---------- Extracted records

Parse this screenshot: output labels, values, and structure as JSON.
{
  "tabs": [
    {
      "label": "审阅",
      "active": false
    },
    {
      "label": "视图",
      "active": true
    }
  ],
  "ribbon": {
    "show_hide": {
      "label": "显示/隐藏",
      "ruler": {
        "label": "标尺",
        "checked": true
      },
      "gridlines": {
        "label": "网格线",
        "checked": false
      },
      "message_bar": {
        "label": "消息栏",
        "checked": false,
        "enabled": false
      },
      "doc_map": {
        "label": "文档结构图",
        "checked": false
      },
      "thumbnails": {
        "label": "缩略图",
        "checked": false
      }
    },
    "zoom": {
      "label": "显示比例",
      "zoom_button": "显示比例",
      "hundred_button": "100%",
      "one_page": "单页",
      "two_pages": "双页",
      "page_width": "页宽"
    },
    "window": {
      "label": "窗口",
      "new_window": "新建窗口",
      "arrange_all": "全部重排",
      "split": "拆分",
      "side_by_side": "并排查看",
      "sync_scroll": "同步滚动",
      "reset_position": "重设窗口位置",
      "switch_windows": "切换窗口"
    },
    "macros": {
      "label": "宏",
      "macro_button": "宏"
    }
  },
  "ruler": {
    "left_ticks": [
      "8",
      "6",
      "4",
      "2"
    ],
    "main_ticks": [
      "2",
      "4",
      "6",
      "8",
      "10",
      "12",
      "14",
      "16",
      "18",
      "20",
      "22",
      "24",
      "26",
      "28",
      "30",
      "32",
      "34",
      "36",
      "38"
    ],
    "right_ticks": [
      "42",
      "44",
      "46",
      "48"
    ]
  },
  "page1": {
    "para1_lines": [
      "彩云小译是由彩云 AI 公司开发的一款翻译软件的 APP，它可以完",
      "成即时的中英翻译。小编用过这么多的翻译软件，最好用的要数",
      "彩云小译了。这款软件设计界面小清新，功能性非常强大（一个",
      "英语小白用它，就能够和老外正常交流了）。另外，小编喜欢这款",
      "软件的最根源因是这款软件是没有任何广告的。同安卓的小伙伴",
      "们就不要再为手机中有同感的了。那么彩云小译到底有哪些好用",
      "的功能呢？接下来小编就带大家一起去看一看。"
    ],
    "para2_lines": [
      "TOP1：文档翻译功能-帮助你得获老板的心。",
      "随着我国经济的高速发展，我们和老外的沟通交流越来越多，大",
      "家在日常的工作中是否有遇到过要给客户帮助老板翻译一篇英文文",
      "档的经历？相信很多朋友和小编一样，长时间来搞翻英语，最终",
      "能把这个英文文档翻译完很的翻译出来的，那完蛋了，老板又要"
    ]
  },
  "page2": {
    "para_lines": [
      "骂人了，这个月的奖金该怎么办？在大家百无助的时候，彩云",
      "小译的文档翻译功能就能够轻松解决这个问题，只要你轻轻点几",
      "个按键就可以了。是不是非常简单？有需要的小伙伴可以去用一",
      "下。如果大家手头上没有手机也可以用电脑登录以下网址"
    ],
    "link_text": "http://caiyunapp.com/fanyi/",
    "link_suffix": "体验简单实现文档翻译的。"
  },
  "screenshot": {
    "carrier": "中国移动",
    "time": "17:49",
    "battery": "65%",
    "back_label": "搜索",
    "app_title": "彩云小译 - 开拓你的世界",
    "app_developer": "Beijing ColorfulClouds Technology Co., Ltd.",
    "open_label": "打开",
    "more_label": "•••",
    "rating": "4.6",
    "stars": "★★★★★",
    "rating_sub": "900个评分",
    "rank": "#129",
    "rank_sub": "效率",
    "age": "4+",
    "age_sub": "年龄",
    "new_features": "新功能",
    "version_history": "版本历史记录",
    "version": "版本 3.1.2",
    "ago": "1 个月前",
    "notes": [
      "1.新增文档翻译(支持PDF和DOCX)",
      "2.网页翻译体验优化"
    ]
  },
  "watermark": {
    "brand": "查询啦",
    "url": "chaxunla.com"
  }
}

--------------------

◆ Exercise instructions ◆
Output all of the data again, exactly.

◆ Exercise response ◆
Parse this screenshot: output labels, values, and structure as JSON.
{
  "tabs": [
    {
      "label": "审阅",
      "active": false
    },
    {
      "label": "视图",
      "active": true
    }
  ],
  "ribbon": {
    "show_hide": {
      "label": "显示/隐藏",
      "ruler": {
        "label": "标尺",
        "checked": true
      },
      "gridlines": {
        "label": "网格线",
        "checked": false
      },
      "message_bar": {
        "label": "消息栏",
        "checked": false,
        "enabled": false
      },
      "doc_map": {
        "label": "文档结构图",
        "checked": false
      },
      "thumbnails": {
        "label": "缩略图",
        "checked": false
      }
    },
    "zoom": {
      "label": "显示比例",
      "zoom_button": "显示比例",
      "hundred_button": "100%",
      "one_page": "单页",
      "two_pages": "双页",
      "page_width": "页宽"
    },
    "window": {
      "label": "窗口",
      "new_window": "新建窗口",
      "arrange_all": "全部重排",
      "split": "拆分",
      "side_by_side": "并排查看",
      "sync_scroll": "同步滚动",
      "reset_position": "重设窗口位置",
      "switch_windows": "切换窗口"
    },
    "macros": {
      "label": "宏",
      "macro_button": "宏"
    }
  },
  "ruler": {
    "left_ticks": [
      "8",
      "6",
      "4",
      "2"
    ],
    "main_ticks": [
      "2",
      "4",
      "6",
      "8",
      "10",
      "12",
      "14",
      "16",
      "18",
      "20",
      "22",
      "24",
      "26",
      "28",
      "30",
      "32",
      "34",
      "36",
      "38"
    ],
    "right_ticks": [
      "42",
      "44",
      "46",
      "48"
    ]
  },
  "page1": {
    "para1_lines": [
      "彩云小译是由彩云 AI 公司开发的一款翻译软件的 APP，它可以完",
      "成即时的中英翻译。小编用过这么多的翻译软件，最好用的要数",
      "彩云小译了。这款软件设计界面小清新，功能性非常强大（一个",
      "英语小白用它，就能够和老外正常交流了）。另外，小编喜欢这款",
      "软件的最根源因是这款软件是没有任何广告的。同安卓的小伙伴",
      "们就不要再为手机中有同感的了。那么彩云小译到底有哪些好用",
      "的功能呢？接下来小编就带大家一起去看一看。"
    ],
    "para2_lines": [
      "TOP1：文档翻译功能-帮助你得获老板的心。",
      "随着我国经济的高速发展，我们和老外的沟通交流越来越多，大",
      "家在日常的工作中是否有遇到过要给客户帮助老板翻译一篇英文文",
      "档的经历？相信很多朋友和小编一样，长时间来搞翻英语，最终",
      "能把这个英文文档翻译完很的翻译出来的，那完蛋了，老板又要"
    ]
  },
  "page2": {
    "para_lines": [
      "骂人了，这个月的奖金该怎么办？在大家百无助的时候，彩云",
      "小译的文档翻译功能就能够轻松解决这个问题，只要你轻轻点几",
      "个按键就可以了。是不是非常简单？有需要的小伙伴可以去用一",
      "下。如果大家手头上没有手机也可以用电脑登录以下网址"
    ],
    "link_text": "http://caiyunapp.com/fanyi/",
    "link_suffix": "体验简单实现文档翻译的。"
  },
  "screenshot": {
    "carrier": "中国移动",
    "time": "17:49",
    "battery": "65%",
    "back_label": "搜索",
    "app_title": "彩云小译 - 开拓你的世界",
    "app_developer": "Beijing ColorfulClouds Technology Co., Ltd.",
    "open_label": "打开",
    "more_label": "•••",
    "rating": "4.6",
    "stars": "★★★★★",
    "rating_sub": "900个评分",
    "rank": "#129",
    "rank_sub": "效率",
    "age": "4+",
    "age_sub": "年龄",
    "new_features": "新功能",
    "version_history": "版本历史记录",
    "version": "版本 3.1.2",
    "ago": "1 个月前",
    "notes": [
      "1.新增文档翻译(支持PDF和DOCX)",
      "2.网页翻译体验优化"
    ]
  },
  "watermark": {
    "brand": "查询啦",
    "url": "chaxunla.com"
  }
}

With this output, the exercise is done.